Saved data entries:
-=-=-=-=-
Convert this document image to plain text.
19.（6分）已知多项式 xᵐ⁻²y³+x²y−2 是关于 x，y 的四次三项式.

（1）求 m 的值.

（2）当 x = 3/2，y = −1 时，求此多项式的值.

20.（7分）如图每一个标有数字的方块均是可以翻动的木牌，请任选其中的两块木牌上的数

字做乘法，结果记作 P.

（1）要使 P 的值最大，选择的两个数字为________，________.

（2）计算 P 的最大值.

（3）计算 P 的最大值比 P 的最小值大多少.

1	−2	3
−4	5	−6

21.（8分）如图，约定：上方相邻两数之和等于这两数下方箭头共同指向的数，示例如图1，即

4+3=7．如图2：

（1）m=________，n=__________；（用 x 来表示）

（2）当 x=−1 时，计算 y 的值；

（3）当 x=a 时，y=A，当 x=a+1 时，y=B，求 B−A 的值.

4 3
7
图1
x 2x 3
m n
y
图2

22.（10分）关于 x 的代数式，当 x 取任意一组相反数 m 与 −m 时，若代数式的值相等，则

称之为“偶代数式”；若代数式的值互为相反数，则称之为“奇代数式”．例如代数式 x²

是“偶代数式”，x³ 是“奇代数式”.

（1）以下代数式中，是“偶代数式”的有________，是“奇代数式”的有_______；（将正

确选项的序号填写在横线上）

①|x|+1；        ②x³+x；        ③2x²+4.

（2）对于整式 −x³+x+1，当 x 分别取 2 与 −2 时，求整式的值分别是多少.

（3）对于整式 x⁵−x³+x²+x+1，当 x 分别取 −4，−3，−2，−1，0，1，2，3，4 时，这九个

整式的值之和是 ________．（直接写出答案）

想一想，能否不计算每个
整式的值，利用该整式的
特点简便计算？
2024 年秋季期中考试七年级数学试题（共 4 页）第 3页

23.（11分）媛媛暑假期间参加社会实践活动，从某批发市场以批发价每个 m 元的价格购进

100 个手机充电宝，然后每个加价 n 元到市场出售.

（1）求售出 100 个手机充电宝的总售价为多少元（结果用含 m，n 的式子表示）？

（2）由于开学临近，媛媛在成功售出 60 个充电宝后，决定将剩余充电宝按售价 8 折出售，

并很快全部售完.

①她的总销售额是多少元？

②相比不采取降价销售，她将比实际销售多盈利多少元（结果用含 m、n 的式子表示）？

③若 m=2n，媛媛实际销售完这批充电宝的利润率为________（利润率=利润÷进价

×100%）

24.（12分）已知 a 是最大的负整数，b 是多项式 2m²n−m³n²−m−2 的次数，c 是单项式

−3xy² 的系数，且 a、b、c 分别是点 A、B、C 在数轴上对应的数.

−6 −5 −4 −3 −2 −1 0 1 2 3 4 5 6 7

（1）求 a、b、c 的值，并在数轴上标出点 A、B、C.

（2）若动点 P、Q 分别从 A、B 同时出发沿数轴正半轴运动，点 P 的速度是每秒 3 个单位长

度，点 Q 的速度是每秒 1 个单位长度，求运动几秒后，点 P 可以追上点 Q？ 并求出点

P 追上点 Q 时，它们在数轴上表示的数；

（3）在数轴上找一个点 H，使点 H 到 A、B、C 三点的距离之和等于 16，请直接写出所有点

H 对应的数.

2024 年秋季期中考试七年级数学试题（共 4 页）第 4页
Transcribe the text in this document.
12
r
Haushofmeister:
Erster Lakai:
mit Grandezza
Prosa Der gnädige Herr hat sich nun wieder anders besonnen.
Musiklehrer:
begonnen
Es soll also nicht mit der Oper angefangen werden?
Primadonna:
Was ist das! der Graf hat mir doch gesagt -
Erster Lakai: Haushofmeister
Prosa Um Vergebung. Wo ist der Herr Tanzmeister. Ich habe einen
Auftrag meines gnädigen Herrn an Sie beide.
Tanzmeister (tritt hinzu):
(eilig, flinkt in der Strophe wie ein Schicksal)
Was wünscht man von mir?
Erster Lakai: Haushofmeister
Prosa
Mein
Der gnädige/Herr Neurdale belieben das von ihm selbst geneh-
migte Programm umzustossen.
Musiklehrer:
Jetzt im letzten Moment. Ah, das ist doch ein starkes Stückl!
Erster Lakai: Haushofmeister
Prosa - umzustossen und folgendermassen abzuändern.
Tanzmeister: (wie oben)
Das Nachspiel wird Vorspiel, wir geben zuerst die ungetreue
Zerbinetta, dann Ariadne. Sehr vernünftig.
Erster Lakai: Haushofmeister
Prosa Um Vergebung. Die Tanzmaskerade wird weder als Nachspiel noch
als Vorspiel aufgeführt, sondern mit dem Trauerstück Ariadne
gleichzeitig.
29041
-=-=-=-=-
*Exercise:* Using the listing, copy every line where the word "的速度是每秒" shows up.

*Full response:*
（2）若动点 P、Q 分别从 A、B 同时出发沿数轴正半轴运动，点 P 的速度是每秒 3 个单位长
度，点 Q 的速度是每秒 1 个单位长度，求运动几秒后，点 P 可以追上点 Q？ 并求出点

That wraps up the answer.